■ AIM OF THE EXERCISE ■
Return the records exactly as they are.
▽
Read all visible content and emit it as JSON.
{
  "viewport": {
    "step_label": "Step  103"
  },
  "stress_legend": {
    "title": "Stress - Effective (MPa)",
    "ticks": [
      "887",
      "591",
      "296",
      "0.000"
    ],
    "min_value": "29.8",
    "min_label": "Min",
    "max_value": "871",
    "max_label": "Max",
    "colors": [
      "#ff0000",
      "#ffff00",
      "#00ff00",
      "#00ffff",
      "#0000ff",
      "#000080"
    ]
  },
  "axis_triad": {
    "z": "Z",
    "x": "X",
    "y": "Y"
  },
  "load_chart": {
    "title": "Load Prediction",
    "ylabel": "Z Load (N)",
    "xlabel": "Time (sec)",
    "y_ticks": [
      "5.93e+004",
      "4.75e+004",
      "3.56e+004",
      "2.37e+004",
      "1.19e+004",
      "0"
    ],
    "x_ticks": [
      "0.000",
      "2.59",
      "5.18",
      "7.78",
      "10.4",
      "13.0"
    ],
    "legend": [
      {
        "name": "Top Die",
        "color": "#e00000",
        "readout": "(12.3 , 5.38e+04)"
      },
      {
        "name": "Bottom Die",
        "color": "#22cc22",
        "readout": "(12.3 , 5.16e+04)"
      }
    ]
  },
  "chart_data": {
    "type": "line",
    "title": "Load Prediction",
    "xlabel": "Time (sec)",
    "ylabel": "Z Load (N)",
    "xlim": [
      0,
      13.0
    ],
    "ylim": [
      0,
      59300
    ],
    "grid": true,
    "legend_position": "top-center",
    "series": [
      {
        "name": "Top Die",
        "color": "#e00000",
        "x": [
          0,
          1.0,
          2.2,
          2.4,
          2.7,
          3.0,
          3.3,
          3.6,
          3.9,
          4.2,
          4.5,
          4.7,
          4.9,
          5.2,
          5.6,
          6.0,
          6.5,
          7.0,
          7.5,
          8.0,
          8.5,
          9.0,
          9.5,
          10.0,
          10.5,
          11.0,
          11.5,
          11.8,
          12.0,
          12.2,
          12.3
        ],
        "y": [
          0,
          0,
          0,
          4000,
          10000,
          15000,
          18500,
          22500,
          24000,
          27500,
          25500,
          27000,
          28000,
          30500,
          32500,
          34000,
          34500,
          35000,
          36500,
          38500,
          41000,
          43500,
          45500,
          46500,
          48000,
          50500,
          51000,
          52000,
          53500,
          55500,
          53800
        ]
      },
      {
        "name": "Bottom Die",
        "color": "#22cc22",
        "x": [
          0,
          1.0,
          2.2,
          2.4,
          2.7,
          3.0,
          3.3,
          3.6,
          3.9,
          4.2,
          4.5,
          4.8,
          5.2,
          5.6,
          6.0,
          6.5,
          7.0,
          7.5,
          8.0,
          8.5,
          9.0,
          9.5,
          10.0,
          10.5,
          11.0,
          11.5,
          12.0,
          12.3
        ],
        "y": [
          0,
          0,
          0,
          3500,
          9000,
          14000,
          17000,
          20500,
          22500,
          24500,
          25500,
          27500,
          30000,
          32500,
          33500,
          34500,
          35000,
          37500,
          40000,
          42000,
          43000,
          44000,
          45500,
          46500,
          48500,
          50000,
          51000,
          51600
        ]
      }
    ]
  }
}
△
■ COMPLETE ANSWER ■
Read all visible content and emit it as JSON.
{
  "viewport": {
    "step_label": "Step  103"
  },
  "stress_legend": {
    "title": "Stress - Effective (MPa)",
    "ticks": [
      "887",
      "591",
      "296",
      "0.000"
    ],
    "min_value": "29.8",
    "min_label": "Min",
    "max_value": "871",
    "max_label": "Max",
    "colors": [
      "#ff0000",
      "#ffff00",
      "#00ff00",
      "#00ffff",
      "#0000ff",
      "#000080"
    ]
  },
  "axis_triad": {
    "z": "Z",
    "x": "X",
    "y": "Y"
  },
  "load_chart": {
    "title": "Load Prediction",
    "ylabel": "Z Load (N)",
    "xlabel": "Time (sec)",
    "y_ticks": [
      "5.93e+004",
      "4.75e+004",
      "3.56e+004",
      "2.37e+004",
      "1.19e+004",
      "0"
    ],
    "x_ticks": [
      "0.000",
      "2.59",
      "5.18",
      "7.78",
      "10.4",
      "13.0"
    ],
    "legend": [
      {
        "name": "Top Die",
        "color": "#e00000",
        "readout": "(12.3 , 5.38e+04)"
      },
      {
        "name": "Bottom Die",
        "color": "#22cc22",
        "readout": "(12.3 , 5.16e+04)"
      }
    ]
  },
  "chart_data": {
    "type": "line",
    "title": "Load Prediction",
    "xlabel": "Time (sec)",
    "ylabel": "Z Load (N)",
    "xlim": [
      0,
      13.0
    ],
    "ylim": [
      0,
      59300
    ],
    "grid": true,
    "legend_position": "top-center",
    "series": [
      {
        "name": "Top Die",
        "color": "#e00000",
        "x": [
          0,
          1.0,
          2.2,
          2.4,
          2.7,
          3.0,
          3.3,
          3.6,
          3.9,
          4.2,
          4.5,
          4.7,
          4.9,
          5.2,
          5.6,
          6.0,
          6.5,
          7.0,
          7.5,
          8.0,
          8.5,
          9.0,
          9.5,
          10.0,
          10.5,
          11.0,
          11.5,
          11.8,
          12.0,
          12.2,
          12.3
        ],
        "y": [
          0,
          0,
          0,
          4000,
          10000,
          15000,
          18500,
          22500,
          24000,
          27500,
          25500,
          27000,
          28000,
          30500,
          32500,
          34000,
          34500,
          35000,
          36500,
          38500,
          41000,
          43500,
          45500,
          46500,
          48000,
          50500,
          51000,
          52000,
          53500,
          55500,
          53800
        ]
      },
      {
        "name": "Bottom Die",
        "color": "#22cc22",
        "x": [
          0,
          1.0,
          2.2,
          2.4,
          2.7,
          3.0,
          3.3,
          3.6,
          3.9,
          4.2,
          4.5,
          4.8,
          5.2,
          5.6,
          6.0,
          6.5,
          7.0,
          7.5,
          8.0,
          8.5,
          9.0,
          9.5,
          10.0,
          10.5,
          11.0,
          11.5,
          12.0,
          12.3
        ],
        "y": [
          0,
          0,
          0,
          3500,
          9000,
          14000,
          17000,
          20500,
          22500,
          24500,
          25500,
          27500,
          30000,
          32500,
          33500,
          34500,
          35000,
          37500,
          40000,
          42000,
          43000,
          44000,
          45500,
          46500,
          48500,
          50000,
          51000,
          51600
        ]
      }
    ]
  }
}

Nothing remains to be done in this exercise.